To be done - Filter the entries below, keeping only lines with the word "dieses".

+---+

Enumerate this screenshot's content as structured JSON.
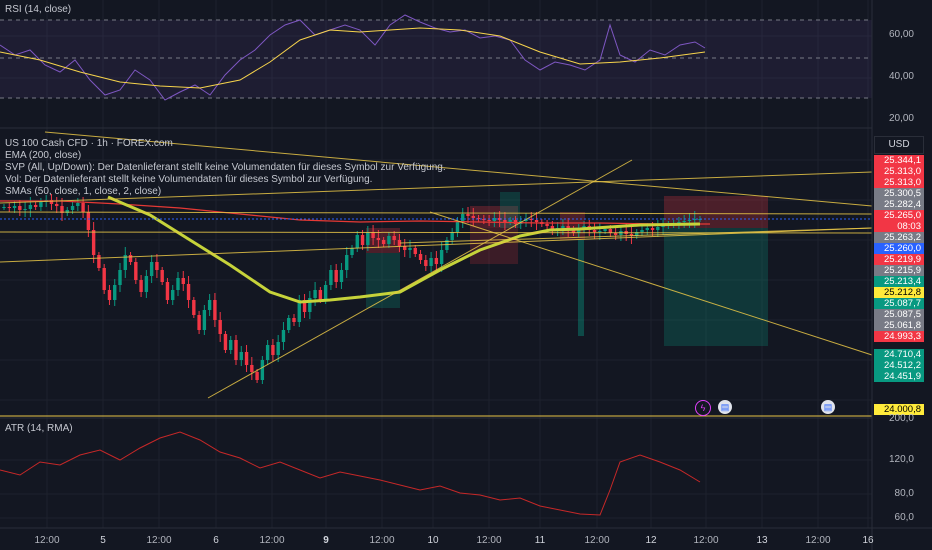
{
  "rsi_pane": {
    "label": "RSI (14, close)",
    "axis_ticks": [
      "60,00",
      "40,00",
      "20,00"
    ]
  },
  "main_legend": {
    "symbol": "US 100 Cash CFD · 1h · FOREX.com",
    "ema": "EMA (200, close)",
    "svp": "SVP (All, Up/Down): Der Datenlieferant stellt keine Volumendaten für dieses Symbol zur Verfügung.",
    "vol": "Vol: Der Datenlieferant stellt keine Volumendaten für dieses Symbol zur Verfügung.",
    "smas": "SMAs (50, close, 1, close, 2, close)"
  },
  "currency": "USD",
  "price_tags": [
    {
      "text": "25.344,1",
      "bg": "#f23645",
      "fg": "#ffffff"
    },
    {
      "text": "25.313,0",
      "bg": "#f23645",
      "fg": "#ffffff"
    },
    {
      "text": "25.313,0",
      "bg": "#f23645",
      "fg": "#ffffff"
    },
    {
      "text": "25.300,5",
      "bg": "#787b86",
      "fg": "#ffffff"
    },
    {
      "text": "25.282,4",
      "bg": "#787b86",
      "fg": "#ffffff"
    },
    {
      "text": "25.265,0",
      "bg": "#f23645",
      "fg": "#ffffff"
    },
    {
      "text": "08:03",
      "bg": "#f23645",
      "fg": "#ffffff"
    },
    {
      "text": "25.263,2",
      "bg": "#787b86",
      "fg": "#ffffff"
    },
    {
      "text": "25.260,0",
      "bg": "#2962ff",
      "fg": "#ffffff"
    },
    {
      "text": "25.219,9",
      "bg": "#f23645",
      "fg": "#ffffff"
    },
    {
      "text": "25.215,9",
      "bg": "#787b86",
      "fg": "#ffffff"
    },
    {
      "text": "25.213,4",
      "bg": "#089981",
      "fg": "#ffffff"
    },
    {
      "text": "25.212,8",
      "bg": "#ffeb3b",
      "fg": "#000000"
    },
    {
      "text": "25.087,7",
      "bg": "#089981",
      "fg": "#ffffff"
    },
    {
      "text": "25.087,5",
      "bg": "#787b86",
      "fg": "#ffffff"
    },
    {
      "text": "25.061,8",
      "bg": "#787b86",
      "fg": "#ffffff"
    },
    {
      "text": "24.993,3",
      "bg": "#f23645",
      "fg": "#ffffff"
    },
    {
      "text": "24.710,4",
      "bg": "#089981",
      "fg": "#ffffff"
    },
    {
      "text": "24.512,2",
      "bg": "#089981",
      "fg": "#ffffff"
    },
    {
      "text": "24.451,9",
      "bg": "#089981",
      "fg": "#ffffff"
    },
    {
      "text": "24.000,8",
      "bg": "#ffeb3b",
      "fg": "#000000"
    }
  ],
  "atr_pane": {
    "label": "ATR (14, RMA)",
    "axis_ticks": [
      "200,0",
      "120,0",
      "80,0",
      "60,0"
    ]
  },
  "time_axis": [
    "12:00",
    "5",
    "12:00",
    "6",
    "12:00",
    "9",
    "12:00",
    "10",
    "12:00",
    "11",
    "12:00",
    "12",
    "12:00",
    "13",
    "12:00",
    "16"
  ],
  "events": [
    {
      "icon": "lightning-icon",
      "glyph": "ϟ"
    },
    {
      "icon": "us-flag-icon",
      "glyph": "▤"
    },
    {
      "icon": "us-flag-icon",
      "glyph": "▤"
    }
  ],
  "colors": {
    "background": "#131722",
    "up": "#089981",
    "down": "#f23645",
    "rsi": "#7e57c2",
    "rsi_ma": "#f7d44c",
    "ema": "#e53935",
    "sma": "#c6d33a",
    "trendline": "#e8c547",
    "price_line": "#2962ff",
    "atr": "#c62828"
  }
}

+---+

Written answer -
    "svp": "SVP (All, Up/Down): Der Datenlieferant stellt keine Volumendaten für dieses Symbol zur Verfügung.",
    "vol": "Vol: Der Datenlieferant stellt keine Volumendaten für dieses Symbol zur Verfügung.",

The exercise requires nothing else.